Records from a data collection:
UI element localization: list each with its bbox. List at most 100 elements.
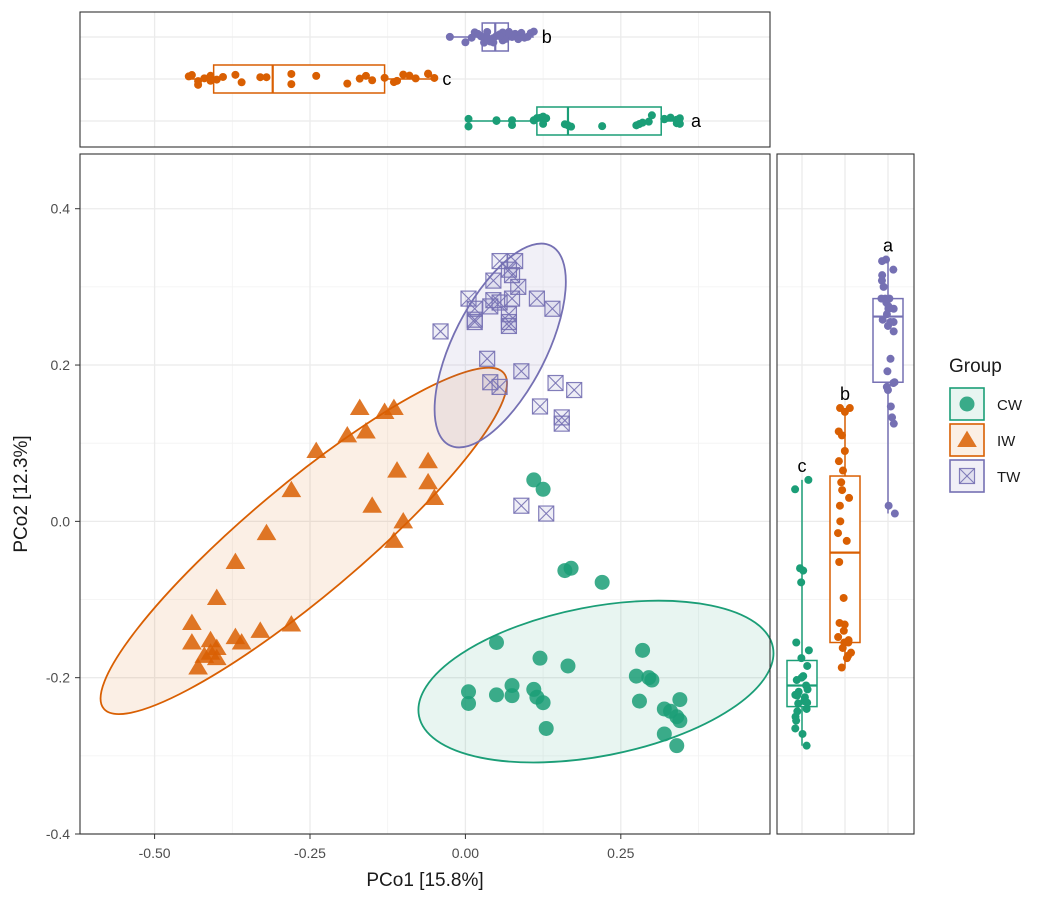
- significance-letter: b: [542, 27, 552, 47]
- jitter-point: [647, 111, 656, 120]
- point-iw: [393, 511, 414, 529]
- jitter-point: [839, 593, 848, 602]
- point-tw: [466, 313, 483, 331]
- jitter-point: [879, 282, 888, 291]
- point-tw: [479, 350, 496, 367]
- jitter-point: [792, 716, 801, 725]
- point-tw: [507, 252, 524, 270]
- legend-item-cw: CW: [949, 387, 1023, 421]
- jitter-point: [889, 265, 898, 274]
- jitter-point: [218, 72, 227, 81]
- point-iw: [356, 422, 376, 439]
- y-tick-label: 0.2: [51, 357, 71, 373]
- jitter-point: [886, 354, 895, 363]
- point-cw: [594, 574, 610, 590]
- point-cw: [535, 481, 551, 497]
- scatter-panel: [79, 153, 775, 835]
- boxed-x-diagonal: [532, 398, 548, 415]
- y-tick-label: 0.0: [51, 513, 71, 529]
- significance-letter: a: [883, 236, 894, 256]
- jitter-point: [644, 117, 653, 126]
- jitter-point: [368, 76, 377, 85]
- jitter-point: [287, 80, 296, 89]
- point-tw: [544, 300, 561, 317]
- jitter-point: [495, 32, 504, 41]
- significance-letter: b: [840, 384, 850, 404]
- point-cw: [672, 713, 688, 729]
- point-cw: [488, 635, 504, 651]
- jitter-point: [675, 114, 684, 123]
- point-iw: [206, 588, 227, 605]
- jitter-point: [804, 646, 813, 655]
- x-tick-label: 0.25: [607, 845, 634, 861]
- jitter-point: [835, 558, 844, 566]
- point-cw: [628, 668, 644, 684]
- boxed-x-diagonal: [504, 267, 520, 284]
- jitter-point: [638, 118, 647, 127]
- jitter-point: [798, 729, 807, 738]
- point-tw: [553, 415, 570, 432]
- point-cw: [560, 658, 576, 674]
- legend-key-marker: [958, 467, 976, 485]
- jitter-point: [312, 71, 321, 80]
- point-cw: [535, 695, 551, 711]
- jitter-point: [877, 276, 886, 285]
- jitter-point: [791, 724, 800, 733]
- jitter-point: [803, 698, 812, 707]
- point-tw: [547, 374, 564, 392]
- jitter-point: [194, 77, 203, 86]
- jitter-point: [802, 741, 811, 750]
- point-tw: [500, 317, 518, 335]
- jitter-point: [492, 116, 501, 125]
- y-tick-label: -0.4: [46, 826, 70, 842]
- jitter-point: [802, 704, 811, 713]
- jitter-point: [889, 379, 898, 388]
- main-panel-background: [80, 154, 770, 834]
- right-boxplot-iw: b: [829, 384, 861, 672]
- jitter-point: [504, 29, 513, 38]
- point-tw: [528, 290, 545, 307]
- jitter-point: [598, 122, 607, 131]
- boxed-x-diagonal: [547, 375, 564, 391]
- axes: -0.50 -0.25 0.00 0.25 -0.4 -0.2 0.0 0.2 0.4: [46, 201, 635, 861]
- jitter-point: [834, 633, 843, 642]
- y-tick-label: -0.2: [46, 670, 70, 686]
- jitter-point: [804, 475, 813, 484]
- point-cw: [656, 726, 672, 742]
- point-tw: [513, 497, 530, 514]
- x-axis-title: PCo1 [15.8%]: [366, 870, 483, 891]
- right-panel-border: [776, 153, 915, 835]
- confidence-ellipse-iw: [99, 366, 508, 716]
- boxed-x-diagonal: [553, 415, 570, 432]
- boxed-x-diagonal: [507, 253, 524, 269]
- jitter-point: [483, 33, 492, 42]
- legend-item-tw: TW: [949, 459, 1021, 493]
- legend: Group CW IW TW: [949, 356, 1023, 493]
- point-iw: [281, 480, 302, 498]
- boxed-x-diagonal: [491, 253, 508, 269]
- jitter-point: [882, 310, 891, 319]
- point-iw: [418, 472, 438, 490]
- jitter-point: [200, 74, 209, 83]
- jitter-point: [212, 75, 221, 84]
- jitter-point: [837, 431, 846, 440]
- boxed-x-diagonal: [566, 382, 583, 398]
- jitter-point: [660, 115, 669, 124]
- jitter-point: [424, 69, 433, 78]
- point-iw: [349, 398, 370, 416]
- jitter-point: [489, 38, 498, 47]
- jitter-point: [508, 121, 517, 130]
- point-tw: [500, 261, 518, 278]
- boxed-x-diagonal: [510, 278, 527, 295]
- jitter-point: [343, 79, 352, 88]
- jitter-point: [792, 638, 801, 647]
- y-axis-title: PCo2 [12.3%]: [11, 435, 32, 552]
- right-boxplot-panel: c b a: [776, 153, 915, 835]
- jitter-point: [256, 73, 265, 82]
- jitter-point: [792, 676, 801, 685]
- jitter-point: [845, 493, 854, 502]
- jitter-point: [231, 70, 240, 79]
- jitter-point: [837, 663, 846, 672]
- x-tick-label: -0.25: [294, 845, 326, 861]
- jitter-point: [803, 661, 812, 670]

What the task requires: Please list every line of the data that contains the word "right".

Solution to the problem:
- right-boxplot-iw: b: [829, 384, 861, 672]
- right-panel-border: [776, 153, 915, 835]
- right-boxplot-panel: c b a: [776, 153, 915, 835]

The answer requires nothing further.